---------- RECORDS SHOWN ----------
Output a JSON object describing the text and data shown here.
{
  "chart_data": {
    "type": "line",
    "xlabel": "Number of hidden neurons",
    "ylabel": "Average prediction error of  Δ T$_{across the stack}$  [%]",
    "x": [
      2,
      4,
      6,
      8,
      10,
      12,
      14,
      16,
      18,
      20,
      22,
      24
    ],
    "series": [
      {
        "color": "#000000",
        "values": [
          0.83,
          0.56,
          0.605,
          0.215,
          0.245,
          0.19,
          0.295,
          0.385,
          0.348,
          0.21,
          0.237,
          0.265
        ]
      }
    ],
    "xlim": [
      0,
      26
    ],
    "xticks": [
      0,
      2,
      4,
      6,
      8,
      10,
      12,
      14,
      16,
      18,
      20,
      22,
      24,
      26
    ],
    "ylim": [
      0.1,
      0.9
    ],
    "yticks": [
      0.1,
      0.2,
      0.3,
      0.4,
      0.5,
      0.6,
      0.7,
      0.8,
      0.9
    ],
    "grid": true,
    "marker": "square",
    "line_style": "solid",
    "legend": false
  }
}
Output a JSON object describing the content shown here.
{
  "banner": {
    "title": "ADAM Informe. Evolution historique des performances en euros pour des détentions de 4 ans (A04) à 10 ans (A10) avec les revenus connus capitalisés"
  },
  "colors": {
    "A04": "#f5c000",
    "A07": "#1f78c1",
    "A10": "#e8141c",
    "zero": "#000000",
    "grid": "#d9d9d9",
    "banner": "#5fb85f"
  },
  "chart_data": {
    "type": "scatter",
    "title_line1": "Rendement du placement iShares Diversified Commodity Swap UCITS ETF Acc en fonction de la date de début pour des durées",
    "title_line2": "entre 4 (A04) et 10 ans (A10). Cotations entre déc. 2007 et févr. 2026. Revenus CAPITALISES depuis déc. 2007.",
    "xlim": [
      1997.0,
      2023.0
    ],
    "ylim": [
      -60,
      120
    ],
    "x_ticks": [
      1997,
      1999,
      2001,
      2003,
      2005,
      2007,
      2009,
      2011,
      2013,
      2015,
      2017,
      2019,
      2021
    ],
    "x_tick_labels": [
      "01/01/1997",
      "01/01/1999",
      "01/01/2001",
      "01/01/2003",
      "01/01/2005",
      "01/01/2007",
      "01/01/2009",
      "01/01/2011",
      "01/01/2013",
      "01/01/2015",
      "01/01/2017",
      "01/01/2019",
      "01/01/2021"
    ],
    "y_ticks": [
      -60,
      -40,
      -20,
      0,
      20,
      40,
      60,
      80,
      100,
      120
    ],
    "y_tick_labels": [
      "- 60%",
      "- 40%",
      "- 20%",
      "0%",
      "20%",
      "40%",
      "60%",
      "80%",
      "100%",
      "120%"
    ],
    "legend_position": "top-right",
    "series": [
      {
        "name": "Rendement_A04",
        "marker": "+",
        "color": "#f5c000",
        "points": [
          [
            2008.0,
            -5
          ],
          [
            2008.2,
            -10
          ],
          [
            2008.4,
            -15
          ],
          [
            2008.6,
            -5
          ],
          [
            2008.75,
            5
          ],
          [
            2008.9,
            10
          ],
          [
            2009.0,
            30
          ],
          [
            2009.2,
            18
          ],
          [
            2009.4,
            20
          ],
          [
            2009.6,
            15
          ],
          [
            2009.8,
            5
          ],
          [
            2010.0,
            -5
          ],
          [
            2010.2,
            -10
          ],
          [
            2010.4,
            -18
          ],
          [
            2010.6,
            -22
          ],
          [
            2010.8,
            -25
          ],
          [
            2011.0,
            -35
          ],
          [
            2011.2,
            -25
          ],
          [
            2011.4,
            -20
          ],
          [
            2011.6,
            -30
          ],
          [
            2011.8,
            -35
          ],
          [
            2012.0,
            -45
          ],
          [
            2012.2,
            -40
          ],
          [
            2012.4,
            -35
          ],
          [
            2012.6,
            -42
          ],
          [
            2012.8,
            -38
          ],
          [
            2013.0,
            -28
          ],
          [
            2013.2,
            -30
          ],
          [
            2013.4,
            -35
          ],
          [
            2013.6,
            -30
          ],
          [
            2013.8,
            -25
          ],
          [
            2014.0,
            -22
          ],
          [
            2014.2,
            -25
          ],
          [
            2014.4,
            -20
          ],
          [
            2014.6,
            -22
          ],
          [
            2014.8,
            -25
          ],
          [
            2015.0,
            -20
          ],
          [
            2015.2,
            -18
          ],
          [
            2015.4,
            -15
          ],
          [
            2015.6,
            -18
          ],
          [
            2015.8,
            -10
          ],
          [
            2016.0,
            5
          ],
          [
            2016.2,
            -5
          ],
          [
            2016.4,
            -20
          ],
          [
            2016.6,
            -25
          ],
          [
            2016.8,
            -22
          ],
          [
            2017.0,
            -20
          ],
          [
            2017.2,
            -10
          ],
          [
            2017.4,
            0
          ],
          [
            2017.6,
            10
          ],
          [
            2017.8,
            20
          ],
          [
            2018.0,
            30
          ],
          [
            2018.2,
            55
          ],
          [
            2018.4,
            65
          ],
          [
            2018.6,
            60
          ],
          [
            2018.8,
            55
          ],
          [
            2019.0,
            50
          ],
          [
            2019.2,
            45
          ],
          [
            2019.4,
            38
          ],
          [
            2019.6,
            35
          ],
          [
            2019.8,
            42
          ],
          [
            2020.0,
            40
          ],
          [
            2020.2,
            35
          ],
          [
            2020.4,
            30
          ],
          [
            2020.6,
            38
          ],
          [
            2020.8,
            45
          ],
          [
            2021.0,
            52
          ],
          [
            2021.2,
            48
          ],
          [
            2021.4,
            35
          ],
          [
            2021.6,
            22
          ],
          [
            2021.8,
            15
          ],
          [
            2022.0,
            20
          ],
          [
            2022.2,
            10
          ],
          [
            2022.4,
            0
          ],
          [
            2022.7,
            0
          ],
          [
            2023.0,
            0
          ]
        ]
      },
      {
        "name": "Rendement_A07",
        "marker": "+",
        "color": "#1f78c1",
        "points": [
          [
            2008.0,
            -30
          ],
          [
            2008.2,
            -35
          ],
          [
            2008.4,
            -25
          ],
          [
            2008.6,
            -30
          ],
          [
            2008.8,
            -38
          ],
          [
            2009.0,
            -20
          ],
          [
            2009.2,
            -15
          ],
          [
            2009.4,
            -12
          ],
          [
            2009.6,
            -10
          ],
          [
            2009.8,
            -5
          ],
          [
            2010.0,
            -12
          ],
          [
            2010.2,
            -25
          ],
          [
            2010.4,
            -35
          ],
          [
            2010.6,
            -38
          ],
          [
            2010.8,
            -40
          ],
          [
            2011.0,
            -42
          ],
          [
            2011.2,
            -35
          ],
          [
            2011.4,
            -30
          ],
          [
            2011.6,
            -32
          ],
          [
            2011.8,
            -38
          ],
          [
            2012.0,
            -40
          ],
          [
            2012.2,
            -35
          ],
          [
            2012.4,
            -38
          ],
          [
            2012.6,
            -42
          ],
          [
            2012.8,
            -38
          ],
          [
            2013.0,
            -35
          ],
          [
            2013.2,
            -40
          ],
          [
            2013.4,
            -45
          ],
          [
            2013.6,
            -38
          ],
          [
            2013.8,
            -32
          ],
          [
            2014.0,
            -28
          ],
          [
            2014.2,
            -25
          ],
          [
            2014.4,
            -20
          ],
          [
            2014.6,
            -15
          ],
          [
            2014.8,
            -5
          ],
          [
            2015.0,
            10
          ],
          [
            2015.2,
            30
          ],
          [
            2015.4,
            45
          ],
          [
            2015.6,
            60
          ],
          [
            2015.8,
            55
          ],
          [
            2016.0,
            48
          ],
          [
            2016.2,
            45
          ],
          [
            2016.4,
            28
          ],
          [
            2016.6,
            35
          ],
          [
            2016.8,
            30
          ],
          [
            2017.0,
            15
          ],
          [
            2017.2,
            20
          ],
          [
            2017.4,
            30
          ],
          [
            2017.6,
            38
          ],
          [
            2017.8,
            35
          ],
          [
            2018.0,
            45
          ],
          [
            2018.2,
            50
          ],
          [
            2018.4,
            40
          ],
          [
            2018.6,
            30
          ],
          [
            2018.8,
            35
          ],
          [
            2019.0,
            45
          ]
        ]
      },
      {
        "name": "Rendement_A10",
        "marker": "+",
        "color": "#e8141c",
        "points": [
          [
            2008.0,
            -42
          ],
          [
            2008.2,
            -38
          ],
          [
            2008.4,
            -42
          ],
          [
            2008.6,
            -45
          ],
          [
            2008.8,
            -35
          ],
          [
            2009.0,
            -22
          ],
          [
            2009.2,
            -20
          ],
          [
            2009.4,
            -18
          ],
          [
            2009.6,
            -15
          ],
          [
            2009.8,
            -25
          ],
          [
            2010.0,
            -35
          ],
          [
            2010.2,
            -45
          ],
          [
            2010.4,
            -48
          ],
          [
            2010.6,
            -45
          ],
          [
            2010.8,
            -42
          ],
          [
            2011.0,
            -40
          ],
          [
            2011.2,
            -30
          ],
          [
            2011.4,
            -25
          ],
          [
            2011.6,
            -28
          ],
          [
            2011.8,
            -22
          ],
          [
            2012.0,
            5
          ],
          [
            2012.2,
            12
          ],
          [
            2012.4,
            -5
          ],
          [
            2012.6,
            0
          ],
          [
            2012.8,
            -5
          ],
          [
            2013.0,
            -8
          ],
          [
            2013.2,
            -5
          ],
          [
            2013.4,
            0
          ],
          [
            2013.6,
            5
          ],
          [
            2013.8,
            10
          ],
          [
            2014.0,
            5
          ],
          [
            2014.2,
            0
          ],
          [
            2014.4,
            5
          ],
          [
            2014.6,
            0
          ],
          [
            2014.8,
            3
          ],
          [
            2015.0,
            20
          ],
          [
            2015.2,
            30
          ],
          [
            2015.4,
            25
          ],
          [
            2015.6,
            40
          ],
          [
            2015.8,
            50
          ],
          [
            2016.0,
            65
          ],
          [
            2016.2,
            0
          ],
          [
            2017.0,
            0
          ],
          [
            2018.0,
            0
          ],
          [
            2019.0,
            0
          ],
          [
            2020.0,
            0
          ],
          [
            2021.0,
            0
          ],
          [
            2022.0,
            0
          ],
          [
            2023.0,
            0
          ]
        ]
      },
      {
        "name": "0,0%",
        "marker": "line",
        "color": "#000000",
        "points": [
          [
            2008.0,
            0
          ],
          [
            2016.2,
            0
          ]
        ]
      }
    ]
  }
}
----------
**STATED EXERCISE:** Which lines hold the word "here"? Copy each of them from the records.

**FULL SOLUTION:**
Output a JSON object describing the text and data shown here.
Output a JSON object describing the content shown here.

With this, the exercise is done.